* Objective *
Scan the records for the word "confiance". Copy each line that includes it.

* Records provided *

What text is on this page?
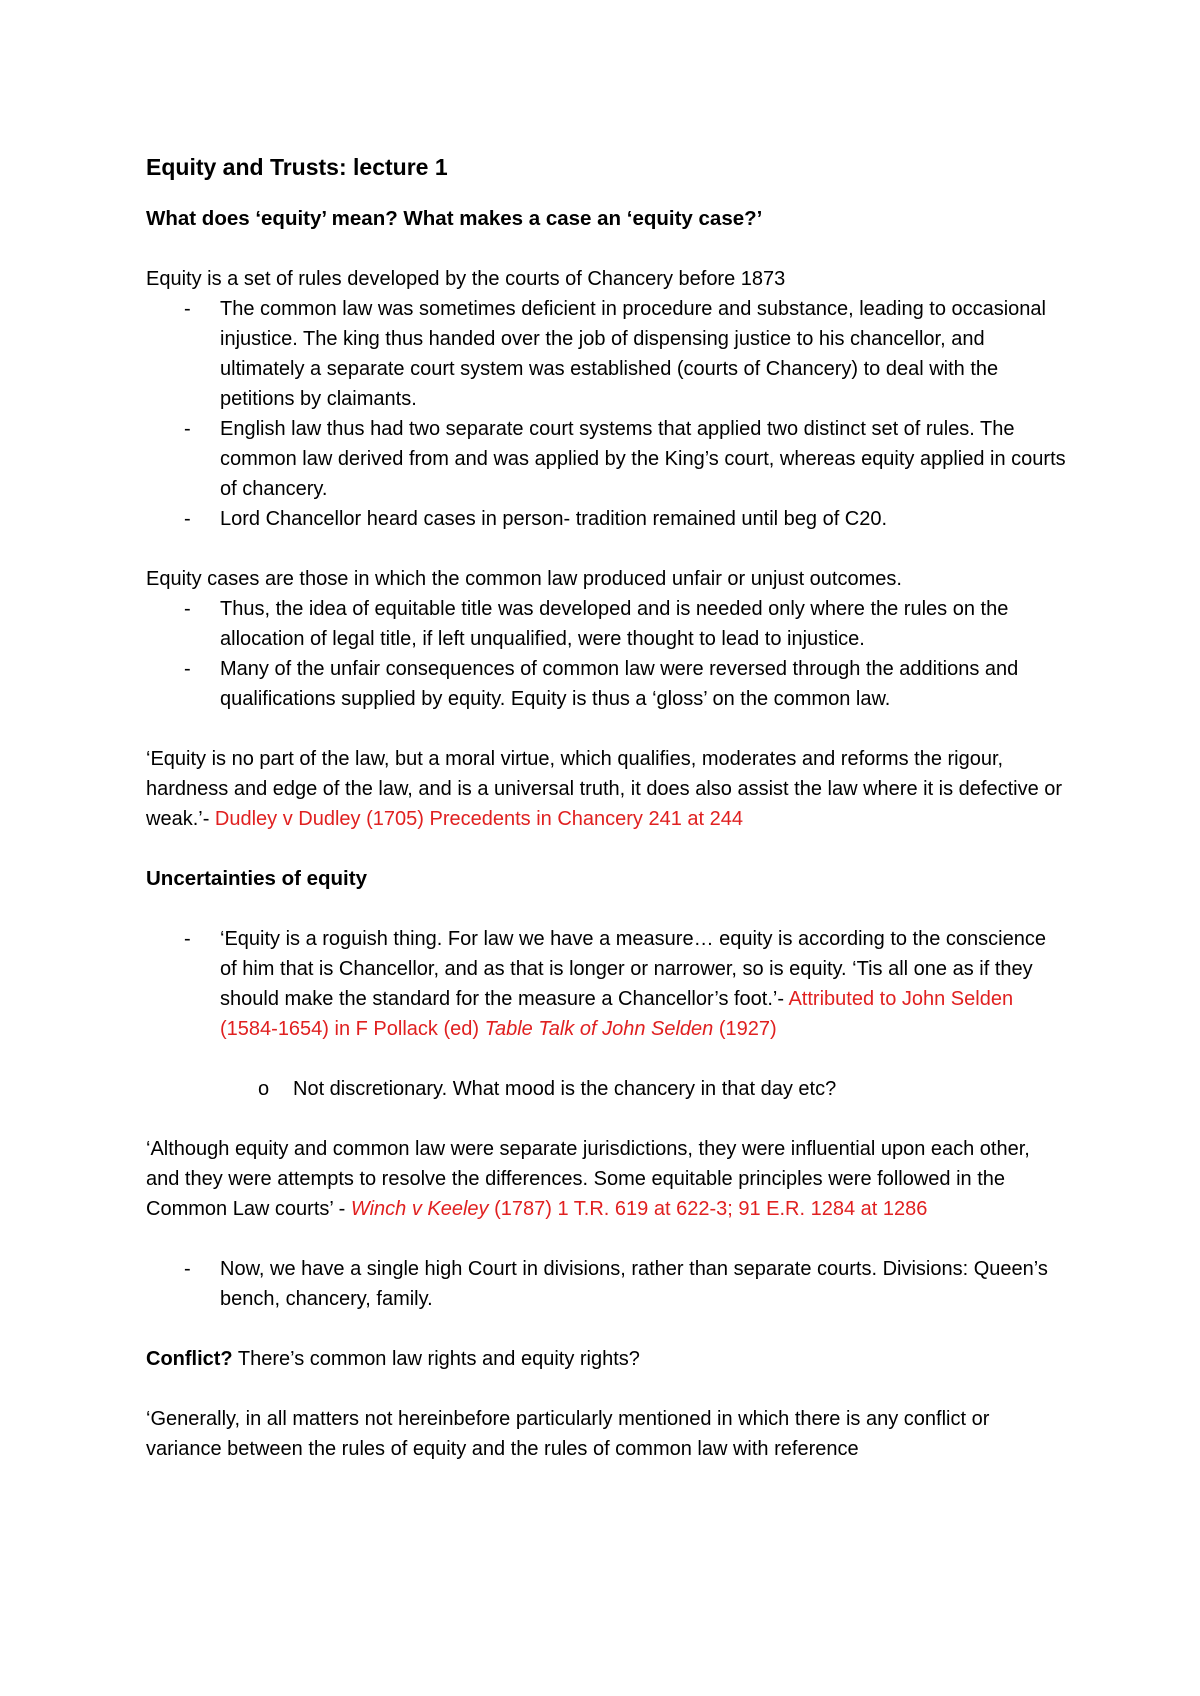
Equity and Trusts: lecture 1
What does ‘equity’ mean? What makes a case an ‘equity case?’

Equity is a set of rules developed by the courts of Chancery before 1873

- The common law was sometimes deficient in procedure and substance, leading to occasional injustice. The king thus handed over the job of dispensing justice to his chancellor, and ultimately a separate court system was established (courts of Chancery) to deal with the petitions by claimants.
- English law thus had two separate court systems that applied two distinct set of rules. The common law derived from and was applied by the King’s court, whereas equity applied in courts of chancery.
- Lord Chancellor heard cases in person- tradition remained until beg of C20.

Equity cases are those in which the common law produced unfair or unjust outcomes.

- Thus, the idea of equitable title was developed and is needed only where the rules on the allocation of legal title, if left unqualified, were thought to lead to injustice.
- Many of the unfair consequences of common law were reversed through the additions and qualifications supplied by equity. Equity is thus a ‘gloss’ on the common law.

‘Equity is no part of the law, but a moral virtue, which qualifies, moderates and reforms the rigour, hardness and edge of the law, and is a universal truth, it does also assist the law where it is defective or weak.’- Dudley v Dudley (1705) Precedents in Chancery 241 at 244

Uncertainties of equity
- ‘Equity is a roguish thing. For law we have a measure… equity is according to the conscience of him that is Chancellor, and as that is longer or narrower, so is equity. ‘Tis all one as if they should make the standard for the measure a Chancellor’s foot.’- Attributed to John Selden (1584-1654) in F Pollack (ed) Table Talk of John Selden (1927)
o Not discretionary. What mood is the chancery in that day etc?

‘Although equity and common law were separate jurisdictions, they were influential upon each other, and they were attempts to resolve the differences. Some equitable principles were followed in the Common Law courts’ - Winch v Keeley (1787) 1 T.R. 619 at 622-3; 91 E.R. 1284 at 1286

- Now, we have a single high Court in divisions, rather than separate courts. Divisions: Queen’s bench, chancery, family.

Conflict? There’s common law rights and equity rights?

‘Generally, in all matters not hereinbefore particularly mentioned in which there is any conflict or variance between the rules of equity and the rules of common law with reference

...

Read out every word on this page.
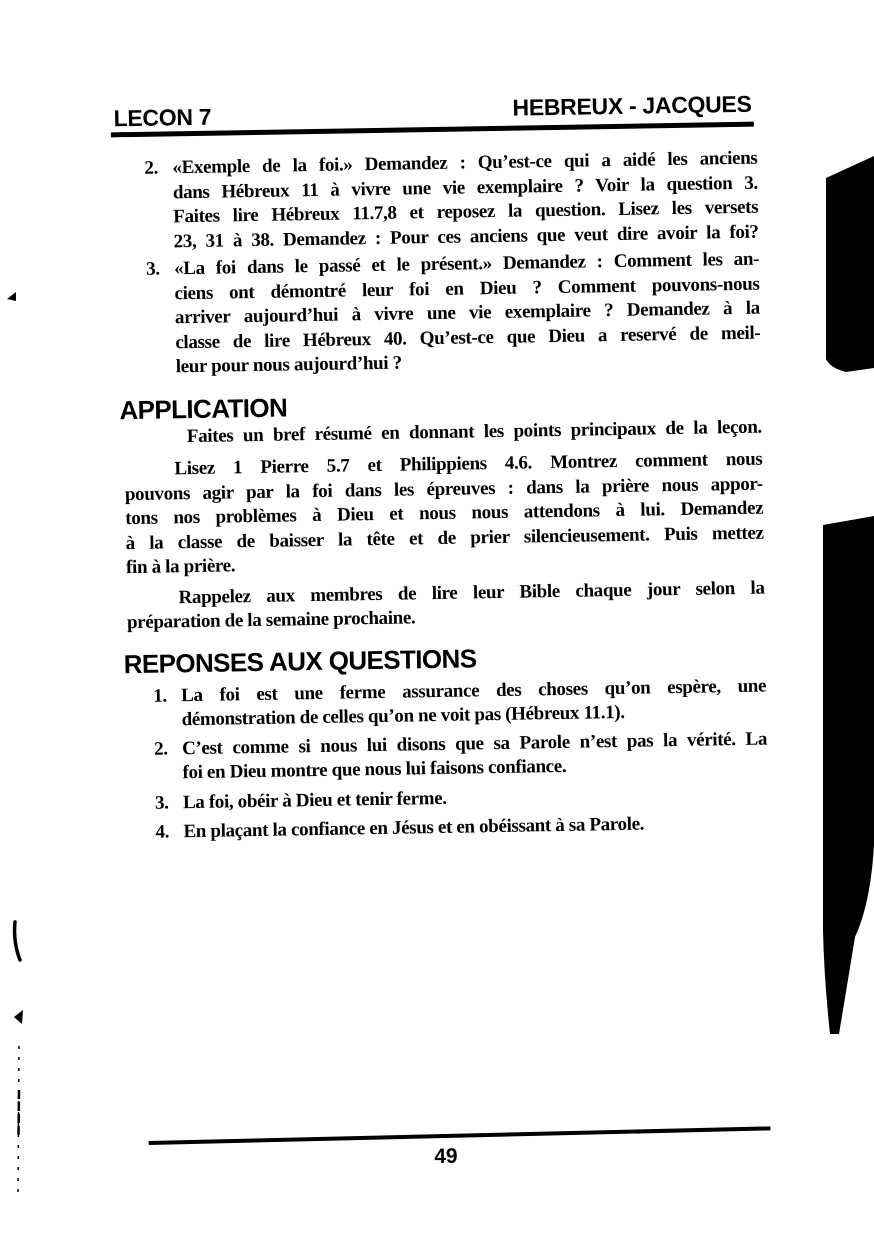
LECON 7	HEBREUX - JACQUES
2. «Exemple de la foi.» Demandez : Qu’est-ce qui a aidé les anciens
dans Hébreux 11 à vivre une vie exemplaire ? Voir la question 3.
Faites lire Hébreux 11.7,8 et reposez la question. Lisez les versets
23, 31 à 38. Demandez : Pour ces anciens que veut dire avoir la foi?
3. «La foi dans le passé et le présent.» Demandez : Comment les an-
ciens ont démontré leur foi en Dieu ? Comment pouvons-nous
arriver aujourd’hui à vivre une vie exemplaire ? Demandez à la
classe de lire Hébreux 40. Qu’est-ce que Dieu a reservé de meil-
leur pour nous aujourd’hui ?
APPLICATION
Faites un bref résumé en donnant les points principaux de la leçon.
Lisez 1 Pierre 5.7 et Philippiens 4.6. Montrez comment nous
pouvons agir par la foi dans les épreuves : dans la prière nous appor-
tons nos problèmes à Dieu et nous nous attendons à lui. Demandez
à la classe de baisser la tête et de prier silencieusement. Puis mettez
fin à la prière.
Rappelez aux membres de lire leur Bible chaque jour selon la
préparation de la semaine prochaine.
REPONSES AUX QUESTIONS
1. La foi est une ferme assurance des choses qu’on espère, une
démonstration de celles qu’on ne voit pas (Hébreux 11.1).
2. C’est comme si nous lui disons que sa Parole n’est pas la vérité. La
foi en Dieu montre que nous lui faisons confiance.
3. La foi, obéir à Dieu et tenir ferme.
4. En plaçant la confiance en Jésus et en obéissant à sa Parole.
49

==

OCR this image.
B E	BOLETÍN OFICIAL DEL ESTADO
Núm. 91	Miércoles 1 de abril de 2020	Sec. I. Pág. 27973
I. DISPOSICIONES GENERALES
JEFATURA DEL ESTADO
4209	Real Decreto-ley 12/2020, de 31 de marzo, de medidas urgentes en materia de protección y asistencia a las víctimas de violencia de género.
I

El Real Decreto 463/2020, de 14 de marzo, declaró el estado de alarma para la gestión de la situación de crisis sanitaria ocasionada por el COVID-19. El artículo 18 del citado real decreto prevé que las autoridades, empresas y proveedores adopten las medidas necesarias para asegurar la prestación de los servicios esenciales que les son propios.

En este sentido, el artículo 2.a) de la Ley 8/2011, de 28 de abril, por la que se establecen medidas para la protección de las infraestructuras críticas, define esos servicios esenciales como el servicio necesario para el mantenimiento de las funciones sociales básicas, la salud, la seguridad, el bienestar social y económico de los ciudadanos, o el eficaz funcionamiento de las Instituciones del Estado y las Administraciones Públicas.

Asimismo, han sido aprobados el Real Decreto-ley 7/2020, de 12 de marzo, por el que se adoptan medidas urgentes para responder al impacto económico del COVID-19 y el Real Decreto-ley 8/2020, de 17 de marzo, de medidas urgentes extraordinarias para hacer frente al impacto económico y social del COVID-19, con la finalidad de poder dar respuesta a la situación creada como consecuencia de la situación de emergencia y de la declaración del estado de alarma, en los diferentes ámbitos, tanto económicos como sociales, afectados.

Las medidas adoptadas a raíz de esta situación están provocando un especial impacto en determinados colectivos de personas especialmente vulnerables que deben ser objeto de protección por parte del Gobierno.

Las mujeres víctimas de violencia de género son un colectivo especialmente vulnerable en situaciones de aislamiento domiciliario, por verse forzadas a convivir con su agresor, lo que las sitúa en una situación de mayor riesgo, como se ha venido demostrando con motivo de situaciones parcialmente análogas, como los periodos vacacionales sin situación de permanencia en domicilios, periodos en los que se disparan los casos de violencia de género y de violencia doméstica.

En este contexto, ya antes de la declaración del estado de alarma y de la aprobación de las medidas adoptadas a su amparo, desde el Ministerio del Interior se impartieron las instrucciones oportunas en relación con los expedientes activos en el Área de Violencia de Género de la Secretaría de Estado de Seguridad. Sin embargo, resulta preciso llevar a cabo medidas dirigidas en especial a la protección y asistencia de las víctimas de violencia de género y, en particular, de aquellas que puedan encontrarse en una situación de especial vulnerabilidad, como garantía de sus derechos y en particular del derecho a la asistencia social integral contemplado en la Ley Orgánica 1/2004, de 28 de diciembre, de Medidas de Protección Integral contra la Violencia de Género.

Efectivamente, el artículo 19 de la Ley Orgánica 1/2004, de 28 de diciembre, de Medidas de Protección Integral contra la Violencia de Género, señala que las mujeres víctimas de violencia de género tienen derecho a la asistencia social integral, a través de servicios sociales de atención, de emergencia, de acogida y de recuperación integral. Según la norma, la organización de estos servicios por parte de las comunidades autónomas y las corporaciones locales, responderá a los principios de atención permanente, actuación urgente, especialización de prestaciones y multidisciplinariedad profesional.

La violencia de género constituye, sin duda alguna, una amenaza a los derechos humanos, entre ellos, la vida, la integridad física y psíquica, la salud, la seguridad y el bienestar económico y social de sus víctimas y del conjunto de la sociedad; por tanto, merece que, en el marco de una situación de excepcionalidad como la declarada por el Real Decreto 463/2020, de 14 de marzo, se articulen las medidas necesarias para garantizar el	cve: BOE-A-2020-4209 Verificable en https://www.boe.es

* Output for this exercise *
foi en Dieu montre que nous lui faisons confiance.
4. En plaçant la confiance en Jésus et en obéissant à sa Parole.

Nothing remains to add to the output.